* _Data provided_
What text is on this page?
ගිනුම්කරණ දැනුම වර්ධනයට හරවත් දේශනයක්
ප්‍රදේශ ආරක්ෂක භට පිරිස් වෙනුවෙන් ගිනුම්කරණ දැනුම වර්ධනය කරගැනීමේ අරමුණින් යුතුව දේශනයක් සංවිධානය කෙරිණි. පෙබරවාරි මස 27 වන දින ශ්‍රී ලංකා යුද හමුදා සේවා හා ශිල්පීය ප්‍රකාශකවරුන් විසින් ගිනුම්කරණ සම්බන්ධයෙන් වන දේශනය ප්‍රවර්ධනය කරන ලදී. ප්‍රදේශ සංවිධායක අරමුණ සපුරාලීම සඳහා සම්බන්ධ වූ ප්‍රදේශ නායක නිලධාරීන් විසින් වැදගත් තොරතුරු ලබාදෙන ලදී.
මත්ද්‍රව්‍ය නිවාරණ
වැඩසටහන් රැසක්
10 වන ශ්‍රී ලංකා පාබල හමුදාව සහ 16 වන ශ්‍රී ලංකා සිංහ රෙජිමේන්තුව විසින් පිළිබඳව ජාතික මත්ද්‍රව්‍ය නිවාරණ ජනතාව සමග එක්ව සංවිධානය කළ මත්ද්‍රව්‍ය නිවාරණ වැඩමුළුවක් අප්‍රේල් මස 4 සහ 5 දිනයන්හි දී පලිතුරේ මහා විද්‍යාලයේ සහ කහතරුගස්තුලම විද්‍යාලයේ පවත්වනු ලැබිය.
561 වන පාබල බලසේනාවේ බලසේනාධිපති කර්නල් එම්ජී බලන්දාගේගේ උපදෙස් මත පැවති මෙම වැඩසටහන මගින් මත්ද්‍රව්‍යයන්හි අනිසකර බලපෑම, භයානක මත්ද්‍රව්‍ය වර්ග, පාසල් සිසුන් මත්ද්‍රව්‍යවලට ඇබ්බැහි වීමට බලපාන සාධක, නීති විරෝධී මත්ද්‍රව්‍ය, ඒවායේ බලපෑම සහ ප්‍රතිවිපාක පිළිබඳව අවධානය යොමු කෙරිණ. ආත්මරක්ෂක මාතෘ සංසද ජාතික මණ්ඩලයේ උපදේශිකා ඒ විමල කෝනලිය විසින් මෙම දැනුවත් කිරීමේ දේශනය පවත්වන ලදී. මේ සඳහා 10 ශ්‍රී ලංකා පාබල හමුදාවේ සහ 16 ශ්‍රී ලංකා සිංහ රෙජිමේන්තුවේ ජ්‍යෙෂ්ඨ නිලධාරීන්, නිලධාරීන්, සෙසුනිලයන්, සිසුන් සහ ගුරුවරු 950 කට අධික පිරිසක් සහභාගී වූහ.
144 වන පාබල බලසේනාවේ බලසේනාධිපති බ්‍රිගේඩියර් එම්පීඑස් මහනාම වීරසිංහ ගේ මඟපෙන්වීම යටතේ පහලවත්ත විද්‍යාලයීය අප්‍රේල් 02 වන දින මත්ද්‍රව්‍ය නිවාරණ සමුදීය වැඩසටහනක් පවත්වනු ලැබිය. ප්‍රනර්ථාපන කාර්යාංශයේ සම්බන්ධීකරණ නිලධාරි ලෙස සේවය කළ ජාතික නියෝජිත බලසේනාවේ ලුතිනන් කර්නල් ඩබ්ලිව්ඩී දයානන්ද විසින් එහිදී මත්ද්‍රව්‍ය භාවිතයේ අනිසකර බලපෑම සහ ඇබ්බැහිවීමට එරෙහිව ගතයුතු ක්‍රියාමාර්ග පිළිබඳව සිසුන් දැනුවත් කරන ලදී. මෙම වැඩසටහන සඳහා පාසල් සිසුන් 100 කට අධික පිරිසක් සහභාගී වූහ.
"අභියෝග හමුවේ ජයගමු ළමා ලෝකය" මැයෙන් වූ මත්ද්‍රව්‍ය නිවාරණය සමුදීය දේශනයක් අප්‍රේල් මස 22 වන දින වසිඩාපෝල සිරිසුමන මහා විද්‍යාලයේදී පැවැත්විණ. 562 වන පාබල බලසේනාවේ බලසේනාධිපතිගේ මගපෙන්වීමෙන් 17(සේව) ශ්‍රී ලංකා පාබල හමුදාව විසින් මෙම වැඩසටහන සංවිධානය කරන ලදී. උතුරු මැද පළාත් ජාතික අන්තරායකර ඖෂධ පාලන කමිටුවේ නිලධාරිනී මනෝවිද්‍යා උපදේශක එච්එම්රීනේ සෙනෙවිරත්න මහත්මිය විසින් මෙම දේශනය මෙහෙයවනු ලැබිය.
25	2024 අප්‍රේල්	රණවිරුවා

* _Problem statement_
Return the material exactly as it stands.

* _Output of the exercise_
What text is on this page?
ගිනුම්කරණ දැනුම වර්ධනයට හරවත් දේශනයක්
ප්‍රදේශ ආරක්ෂක භට පිරිස් වෙනුවෙන් ගිනුම්කරණ දැනුම වර්ධනය කරගැනීමේ අරමුණින් යුතුව දේශනයක් සංවිධානය කෙරිණි. පෙබරවාරි මස 27 වන දින ශ්‍රී ලංකා යුද හමුදා සේවා හා ශිල්පීය ප්‍රකාශකවරුන් විසින් ගිනුම්කරණ සම්බන්ධයෙන් වන දේශනය ප්‍රවර්ධනය කරන ලදී. ප්‍රදේශ සංවිධායක අරමුණ සපුරාලීම සඳහා සම්බන්ධ වූ ප්‍රදේශ නායක නිලධාරීන් විසින් වැදගත් තොරතුරු ලබාදෙන ලදී.
මත්ද්‍රව්‍ය නිවාරණ
වැඩසටහන් රැසක්
10 වන ශ්‍රී ලංකා පාබල හමුදාව සහ 16 වන ශ්‍රී ලංකා සිංහ රෙජිමේන්තුව විසින් පිළිබඳව ජාතික මත්ද්‍රව්‍ය නිවාරණ ජනතාව සමග එක්ව සංවිධානය කළ මත්ද්‍රව්‍ය නිවාරණ වැඩමුළුවක් අප්‍රේල් මස 4 සහ 5 දිනයන්හි දී පලිතුරේ මහා විද්‍යාලයේ සහ කහතරුගස්තුලම විද්‍යාලයේ පවත්වනු ලැබිය.
561 වන පාබල බලසේනාවේ බලසේනාධිපති කර්නල් එම්ජී බලන්දාගේගේ උපදෙස් මත පැවති මෙම වැඩසටහන මගින් මත්ද්‍රව්‍යයන්හි අනිසකර බලපෑම, භයානක මත්ද්‍රව්‍ය වර්ග, පාසල් සිසුන් මත්ද්‍රව්‍යවලට ඇබ්බැහි වීමට බලපාන සාධක, නීති විරෝධී මත්ද්‍රව්‍ය, ඒවායේ බලපෑම සහ ප්‍රතිවිපාක පිළිබඳව අවධානය යොමු කෙරිණ. ආත්මරක්ෂක මාතෘ සංසද ජාතික මණ්ඩලයේ උපදේශිකා ඒ විමල කෝනලිය විසින් මෙම දැනුවත් කිරීමේ දේශනය පවත්වන ලදී. මේ සඳහා 10 ශ්‍රී ලංකා පාබල හමුදාවේ සහ 16 ශ්‍රී ලංකා සිංහ රෙජිමේන්තුවේ ජ්‍යෙෂ්ඨ නිලධාරීන්, නිලධාරීන්, සෙසුනිලයන්, සිසුන් සහ ගුරුවරු 950 කට අධික පිරිසක් සහභාගී වූහ.
144 වන පාබල බලසේනාවේ බලසේනාධිපති බ්‍රිගේඩියර් එම්පීඑස් මහනාම වීරසිංහ ගේ මඟපෙන්වීම යටතේ පහලවත්ත විද්‍යාලයීය අප්‍රේල් 02 වන දින මත්ද්‍රව්‍ය නිවාරණ සමුදීය වැඩසටහනක් පවත්වනු ලැබිය. ප්‍රනර්ථාපන කාර්යාංශයේ සම්බන්ධීකරණ නිලධාරි ලෙස සේවය කළ ජාතික නියෝජිත බලසේනාවේ ලුතිනන් කර්නල් ඩබ්ලිව්ඩී දයානන්ද විසින් එහිදී මත්ද්‍රව්‍ය භාවිතයේ අනිසකර බලපෑම සහ ඇබ්බැහිවීමට එරෙහිව ගතයුතු ක්‍රියාමාර්ග පිළිබඳව සිසුන් දැනුවත් කරන ලදී. මෙම වැඩසටහන සඳහා පාසල් සිසුන් 100 කට අධික පිරිසක් සහභාගී වූහ.
"අභියෝග හමුවේ ජයගමු ළමා ලෝකය" මැයෙන් වූ මත්ද්‍රව්‍ය නිවාරණය සමුදීය දේශනයක් අප්‍රේල් මස 22 වන දින වසිඩාපෝල සිරිසුමන මහා විද්‍යාලයේදී පැවැත්විණ. 562 වන පාබල බලසේනාවේ බලසේනාධිපතිගේ මගපෙන්වීමෙන් 17(සේව) ශ්‍රී ලංකා පාබල හමුදාව විසින් මෙම වැඩසටහන සංවිධානය කරන ලදී. උතුරු මැද පළාත් ජාතික අන්තරායකර ඖෂධ පාලන කමිටුවේ නිලධාරිනී මනෝවිද්‍යා උපදේශක එච්එම්රීනේ සෙනෙවිරත්න මහත්මිය විසින් මෙම දේශනය මෙහෙයවනු ලැබිය.
25	2024 අප්‍රේල්	රණවිරුවා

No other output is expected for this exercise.